_SET PROBLEM_
Retype the material in full, keeping every word the same.
--- SOURCE MATERIAL ---
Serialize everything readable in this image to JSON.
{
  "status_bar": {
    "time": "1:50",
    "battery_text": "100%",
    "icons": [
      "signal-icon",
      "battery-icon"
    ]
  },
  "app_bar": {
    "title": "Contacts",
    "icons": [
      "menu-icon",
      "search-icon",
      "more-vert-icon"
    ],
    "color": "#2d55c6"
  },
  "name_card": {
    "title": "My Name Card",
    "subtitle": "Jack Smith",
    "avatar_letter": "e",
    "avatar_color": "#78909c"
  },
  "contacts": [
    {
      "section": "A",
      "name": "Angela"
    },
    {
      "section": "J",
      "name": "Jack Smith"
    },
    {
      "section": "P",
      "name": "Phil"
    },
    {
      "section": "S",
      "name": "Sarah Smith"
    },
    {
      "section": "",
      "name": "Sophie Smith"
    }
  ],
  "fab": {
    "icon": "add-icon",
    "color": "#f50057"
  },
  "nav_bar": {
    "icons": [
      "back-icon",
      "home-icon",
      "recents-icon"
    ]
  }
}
---
_EXERCISE RESPONSE_
Serialize everything readable in this image to JSON.
{
  "status_bar": {
    "time": "1:50",
    "battery_text": "100%",
    "icons": [
      "signal-icon",
      "battery-icon"
    ]
  },
  "app_bar": {
    "title": "Contacts",
    "icons": [
      "menu-icon",
      "search-icon",
      "more-vert-icon"
    ],
    "color": "#2d55c6"
  },
  "name_card": {
    "title": "My Name Card",
    "subtitle": "Jack Smith",
    "avatar_letter": "e",
    "avatar_color": "#78909c"
  },
  "contacts": [
    {
      "section": "A",
      "name": "Angela"
    },
    {
      "section": "J",
      "name": "Jack Smith"
    },
    {
      "section": "P",
      "name": "Phil"
    },
    {
      "section": "S",
      "name": "Sarah Smith"
    },
    {
      "section": "",
      "name": "Sophie Smith"
    }
  ],
  "fab": {
    "icon": "add-icon",
    "color": "#f50057"
  },
  "nav_bar": {
    "icons": [
      "back-icon",
      "home-icon",
      "recents-icon"
    ]
  }
}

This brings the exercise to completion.